[WRITTEN TASK] Look through the data for the string "their". Copy every line where it is found.
---------- SUPPLIED ENTRIES
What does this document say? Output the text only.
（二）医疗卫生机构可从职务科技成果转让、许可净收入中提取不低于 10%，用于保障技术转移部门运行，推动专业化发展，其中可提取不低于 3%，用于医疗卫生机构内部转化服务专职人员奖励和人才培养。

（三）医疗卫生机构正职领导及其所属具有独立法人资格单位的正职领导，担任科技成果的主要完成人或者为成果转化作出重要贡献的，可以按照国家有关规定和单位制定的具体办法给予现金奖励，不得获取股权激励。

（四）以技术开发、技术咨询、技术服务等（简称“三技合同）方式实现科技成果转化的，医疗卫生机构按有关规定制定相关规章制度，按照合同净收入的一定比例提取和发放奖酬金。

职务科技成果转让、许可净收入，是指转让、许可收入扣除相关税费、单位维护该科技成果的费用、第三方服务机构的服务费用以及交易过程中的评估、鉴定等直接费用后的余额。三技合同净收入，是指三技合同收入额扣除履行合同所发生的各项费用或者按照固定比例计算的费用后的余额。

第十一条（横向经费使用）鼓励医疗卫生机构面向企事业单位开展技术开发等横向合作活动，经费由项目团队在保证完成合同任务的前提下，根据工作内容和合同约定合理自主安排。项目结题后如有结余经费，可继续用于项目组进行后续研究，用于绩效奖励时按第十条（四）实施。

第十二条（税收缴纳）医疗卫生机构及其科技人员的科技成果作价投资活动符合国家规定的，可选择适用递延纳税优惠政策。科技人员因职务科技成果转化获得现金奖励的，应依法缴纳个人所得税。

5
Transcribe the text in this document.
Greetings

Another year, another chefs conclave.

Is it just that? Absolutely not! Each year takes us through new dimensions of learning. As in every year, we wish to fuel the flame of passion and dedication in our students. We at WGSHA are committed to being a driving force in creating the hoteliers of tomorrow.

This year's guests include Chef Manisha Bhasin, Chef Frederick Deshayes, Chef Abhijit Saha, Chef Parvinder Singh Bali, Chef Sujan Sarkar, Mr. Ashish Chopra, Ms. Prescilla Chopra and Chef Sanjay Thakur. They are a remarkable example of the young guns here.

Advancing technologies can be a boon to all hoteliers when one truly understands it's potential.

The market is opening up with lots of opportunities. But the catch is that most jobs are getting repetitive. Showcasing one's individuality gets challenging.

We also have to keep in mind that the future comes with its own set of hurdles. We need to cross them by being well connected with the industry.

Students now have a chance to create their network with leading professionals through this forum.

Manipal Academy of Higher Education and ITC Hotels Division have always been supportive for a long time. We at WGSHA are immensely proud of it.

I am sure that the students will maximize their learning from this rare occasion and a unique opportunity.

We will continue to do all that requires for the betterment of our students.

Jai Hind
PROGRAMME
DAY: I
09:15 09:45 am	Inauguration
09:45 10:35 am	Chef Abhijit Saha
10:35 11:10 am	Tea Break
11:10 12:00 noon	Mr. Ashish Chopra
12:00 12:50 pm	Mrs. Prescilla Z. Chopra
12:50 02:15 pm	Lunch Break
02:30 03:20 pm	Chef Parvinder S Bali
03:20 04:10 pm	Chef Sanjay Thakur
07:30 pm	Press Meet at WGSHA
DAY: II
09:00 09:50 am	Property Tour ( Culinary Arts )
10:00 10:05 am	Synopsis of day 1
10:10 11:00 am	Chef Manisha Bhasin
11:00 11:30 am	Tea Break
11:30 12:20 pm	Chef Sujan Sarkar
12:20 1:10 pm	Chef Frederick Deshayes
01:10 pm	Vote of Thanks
--------------------
[EXERCISE SOLUTION]
Students now have a chance to create their network with leading professionals through this forum.
I am sure that the students will maximize their learning from this rare occasion and a unique opportunity.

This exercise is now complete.